** begin Provided data **
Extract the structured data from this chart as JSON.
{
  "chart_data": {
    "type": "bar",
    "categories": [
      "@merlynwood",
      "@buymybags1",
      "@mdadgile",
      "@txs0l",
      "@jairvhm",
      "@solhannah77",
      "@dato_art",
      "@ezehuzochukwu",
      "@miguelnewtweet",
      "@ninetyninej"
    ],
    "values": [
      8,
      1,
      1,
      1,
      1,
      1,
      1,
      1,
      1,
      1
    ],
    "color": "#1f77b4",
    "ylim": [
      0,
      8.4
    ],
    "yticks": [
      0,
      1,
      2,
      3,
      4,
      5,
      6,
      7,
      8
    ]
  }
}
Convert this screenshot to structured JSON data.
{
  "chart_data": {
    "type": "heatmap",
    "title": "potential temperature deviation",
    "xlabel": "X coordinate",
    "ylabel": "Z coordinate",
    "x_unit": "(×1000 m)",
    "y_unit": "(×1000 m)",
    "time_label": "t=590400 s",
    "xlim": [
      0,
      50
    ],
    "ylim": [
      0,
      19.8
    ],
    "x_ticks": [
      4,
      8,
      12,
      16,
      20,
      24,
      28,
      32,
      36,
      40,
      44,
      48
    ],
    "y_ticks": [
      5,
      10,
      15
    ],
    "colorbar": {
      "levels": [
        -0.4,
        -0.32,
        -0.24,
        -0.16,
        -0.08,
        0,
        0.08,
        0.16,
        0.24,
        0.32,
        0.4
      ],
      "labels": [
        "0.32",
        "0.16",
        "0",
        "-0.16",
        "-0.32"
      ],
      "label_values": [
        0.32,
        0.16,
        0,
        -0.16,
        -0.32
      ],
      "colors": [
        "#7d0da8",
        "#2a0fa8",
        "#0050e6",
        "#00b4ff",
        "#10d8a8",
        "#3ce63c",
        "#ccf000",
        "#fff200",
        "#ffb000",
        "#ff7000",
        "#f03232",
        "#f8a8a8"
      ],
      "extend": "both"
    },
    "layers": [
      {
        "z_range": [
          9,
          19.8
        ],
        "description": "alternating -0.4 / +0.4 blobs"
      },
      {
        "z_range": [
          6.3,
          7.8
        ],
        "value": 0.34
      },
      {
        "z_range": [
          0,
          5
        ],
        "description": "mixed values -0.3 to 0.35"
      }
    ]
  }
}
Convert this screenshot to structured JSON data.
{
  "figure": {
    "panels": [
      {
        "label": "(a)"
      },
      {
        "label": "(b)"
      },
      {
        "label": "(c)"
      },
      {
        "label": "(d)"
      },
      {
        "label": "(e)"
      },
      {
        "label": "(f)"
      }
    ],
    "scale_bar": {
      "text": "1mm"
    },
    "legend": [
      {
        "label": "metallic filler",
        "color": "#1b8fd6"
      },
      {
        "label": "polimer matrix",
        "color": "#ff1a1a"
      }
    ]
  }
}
** end Provided data **
*Instruction*: Every record above should be output exactly.

*Task result*:
Extract the structured data from this chart as JSON.
{
  "chart_data": {
    "type": "bar",
    "categories": [
      "@merlynwood",
      "@buymybags1",
      "@mdadgile",
      "@txs0l",
      "@jairvhm",
      "@solhannah77",
      "@dato_art",
      "@ezehuzochukwu",
      "@miguelnewtweet",
      "@ninetyninej"
    ],
    "values": [
      8,
      1,
      1,
      1,
      1,
      1,
      1,
      1,
      1,
      1
    ],
    "color": "#1f77b4",
    "ylim": [
      0,
      8.4
    ],
    "yticks": [
      0,
      1,
      2,
      3,
      4,
      5,
      6,
      7,
      8
    ]
  }
}
Convert this screenshot to structured JSON data.
{
  "chart_data": {
    "type": "heatmap",
    "title": "potential temperature deviation",
    "xlabel": "X coordinate",
    "ylabel": "Z coordinate",
    "x_unit": "(×1000 m)",
    "y_unit": "(×1000 m)",
    "time_label": "t=590400 s",
    "xlim": [
      0,
      50
    ],
    "ylim": [
      0,
      19.8
    ],
    "x_ticks": [
      4,
      8,
      12,
      16,
      20,
      24,
      28,
      32,
      36,
      40,
      44,
      48
    ],
    "y_ticks": [
      5,
      10,
      15
    ],
    "colorbar": {
      "levels": [
        -0.4,
        -0.32,
        -0.24,
        -0.16,
        -0.08,
        0,
        0.08,
        0.16,
        0.24,
        0.32,
        0.4
      ],
      "labels": [
        "0.32",
        "0.16",
        "0",
        "-0.16",
        "-0.32"
      ],
      "label_values": [
        0.32,
        0.16,
        0,
        -0.16,
        -0.32
      ],
      "colors": [
        "#7d0da8",
        "#2a0fa8",
        "#0050e6",
        "#00b4ff",
        "#10d8a8",
        "#3ce63c",
        "#ccf000",
        "#fff200",
        "#ffb000",
        "#ff7000",
        "#f03232",
        "#f8a8a8"
      ],
      "extend": "both"
    },
    "layers": [
      {
        "z_range": [
          9,
          19.8
        ],
        "description": "alternating -0.4 / +0.4 blobs"
      },
      {
        "z_range": [
          6.3,
          7.8
        ],
        "value": 0.34
      },
      {
        "z_range": [
          0,
          5
        ],
        "description": "mixed values -0.3 to 0.35"
      }
    ]
  }
}
Convert this screenshot to structured JSON data.
{
  "figure": {
    "panels": [
      {
        "label": "(a)"
      },
      {
        "label": "(b)"
      },
      {
        "label": "(c)"
      },
      {
        "label": "(d)"
      },
      {
        "label": "(e)"
      },
      {
        "label": "(f)"
      }
    ],
    "scale_bar": {
      "text": "1mm"
    },
    "legend": [
      {
        "label": "metallic filler",
        "color": "#1b8fd6"
      },
      {
        "label": "polimer matrix",
        "color": "#ff1a1a"
      }
    ]
  }
}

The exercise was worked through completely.